/---
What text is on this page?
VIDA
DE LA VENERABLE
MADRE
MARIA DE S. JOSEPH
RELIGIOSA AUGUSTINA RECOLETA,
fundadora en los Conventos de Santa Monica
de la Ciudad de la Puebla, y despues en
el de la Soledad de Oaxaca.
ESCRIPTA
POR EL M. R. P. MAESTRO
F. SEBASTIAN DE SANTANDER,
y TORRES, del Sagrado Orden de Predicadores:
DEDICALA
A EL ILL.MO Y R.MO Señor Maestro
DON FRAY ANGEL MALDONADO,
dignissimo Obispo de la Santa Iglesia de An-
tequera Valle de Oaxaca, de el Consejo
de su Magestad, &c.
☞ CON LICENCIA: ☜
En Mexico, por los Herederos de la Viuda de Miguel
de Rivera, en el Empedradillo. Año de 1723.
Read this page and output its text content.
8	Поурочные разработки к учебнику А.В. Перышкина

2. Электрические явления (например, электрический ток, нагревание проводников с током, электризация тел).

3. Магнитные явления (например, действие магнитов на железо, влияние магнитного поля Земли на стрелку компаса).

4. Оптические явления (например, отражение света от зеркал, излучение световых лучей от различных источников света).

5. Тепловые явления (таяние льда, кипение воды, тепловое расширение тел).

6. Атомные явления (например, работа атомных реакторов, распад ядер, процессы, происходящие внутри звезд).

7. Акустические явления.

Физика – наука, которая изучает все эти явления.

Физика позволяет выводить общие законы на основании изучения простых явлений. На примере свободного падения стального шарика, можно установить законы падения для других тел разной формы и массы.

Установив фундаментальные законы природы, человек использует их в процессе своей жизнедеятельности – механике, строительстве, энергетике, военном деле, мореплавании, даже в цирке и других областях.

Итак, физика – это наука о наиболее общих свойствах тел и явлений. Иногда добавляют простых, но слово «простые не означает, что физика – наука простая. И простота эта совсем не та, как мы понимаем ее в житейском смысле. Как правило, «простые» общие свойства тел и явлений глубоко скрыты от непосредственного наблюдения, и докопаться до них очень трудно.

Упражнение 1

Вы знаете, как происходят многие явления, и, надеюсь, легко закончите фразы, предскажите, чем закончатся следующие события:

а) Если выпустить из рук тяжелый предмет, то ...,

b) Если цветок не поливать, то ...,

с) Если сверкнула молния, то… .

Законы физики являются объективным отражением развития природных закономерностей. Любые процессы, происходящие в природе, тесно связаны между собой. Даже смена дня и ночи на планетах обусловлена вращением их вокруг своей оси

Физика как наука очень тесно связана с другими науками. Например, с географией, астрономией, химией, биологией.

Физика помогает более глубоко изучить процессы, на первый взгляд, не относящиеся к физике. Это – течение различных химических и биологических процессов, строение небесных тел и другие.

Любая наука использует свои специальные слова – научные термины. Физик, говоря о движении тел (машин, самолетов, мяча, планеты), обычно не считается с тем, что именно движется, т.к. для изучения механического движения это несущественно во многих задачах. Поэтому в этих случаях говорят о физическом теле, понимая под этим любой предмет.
\---
Generate an exact reproduction of all entries.

§ **THE REPLY**:
What text is on this page?
VIDA
DE LA VENERABLE
MADRE
MARIA DE S. JOSEPH
RELIGIOSA AUGUSTINA RECOLETA,
fundadora en los Conventos de Santa Monica
de la Ciudad de la Puebla, y despues en
el de la Soledad de Oaxaca.
ESCRIPTA
POR EL M. R. P. MAESTRO
F. SEBASTIAN DE SANTANDER,
y TORRES, del Sagrado Orden de Predicadores:
DEDICALA
A EL ILL.MO Y R.MO Señor Maestro
DON FRAY ANGEL MALDONADO,
dignissimo Obispo de la Santa Iglesia de An-
tequera Valle de Oaxaca, de el Consejo
de su Magestad, &c.
☞ CON LICENCIA: ☜
En Mexico, por los Herederos de la Viuda de Miguel
de Rivera, en el Empedradillo. Año de 1723.
Read this page and output its text content.
8	Поурочные разработки к учебнику А.В. Перышкина

2. Электрические явления (например, электрический ток, нагревание проводников с током, электризация тел).

3. Магнитные явления (например, действие магнитов на железо, влияние магнитного поля Земли на стрелку компаса).

4. Оптические явления (например, отражение света от зеркал, излучение световых лучей от различных источников света).

5. Тепловые явления (таяние льда, кипение воды, тепловое расширение тел).

6. Атомные явления (например, работа атомных реакторов, распад ядер, процессы, происходящие внутри звезд).

7. Акустические явления.

Физика – наука, которая изучает все эти явления.

Физика позволяет выводить общие законы на основании изучения простых явлений. На примере свободного падения стального шарика, можно установить законы падения для других тел разной формы и массы.

Установив фундаментальные законы природы, человек использует их в процессе своей жизнедеятельности – механике, строительстве, энергетике, военном деле, мореплавании, даже в цирке и других областях.

Итак, физика – это наука о наиболее общих свойствах тел и явлений. Иногда добавляют простых, но слово «простые не означает, что физика – наука простая. И простота эта совсем не та, как мы понимаем ее в житейском смысле. Как правило, «простые» общие свойства тел и явлений глубоко скрыты от непосредственного наблюдения, и докопаться до них очень трудно.

Упражнение 1

Вы знаете, как происходят многие явления, и, надеюсь, легко закончите фразы, предскажите, чем закончатся следующие события:

а) Если выпустить из рук тяжелый предмет, то ...,

b) Если цветок не поливать, то ...,

с) Если сверкнула молния, то… .

Законы физики являются объективным отражением развития природных закономерностей. Любые процессы, происходящие в природе, тесно связаны между собой. Даже смена дня и ночи на планетах обусловлена вращением их вокруг своей оси

Физика как наука очень тесно связана с другими науками. Например, с географией, астрономией, химией, биологией.

Физика помогает более глубоко изучить процессы, на первый взгляд, не относящиеся к физике. Это – течение различных химических и биологических процессов, строение небесных тел и другие.

Любая наука использует свои специальные слова – научные термины. Физик, говоря о движении тел (машин, самолетов, мяча, планеты), обычно не считается с тем, что именно движется, т.к. для изучения механического движения это несущественно во многих задачах. Поэтому в этих случаях говорят о физическом теле, понимая под этим любой предмет.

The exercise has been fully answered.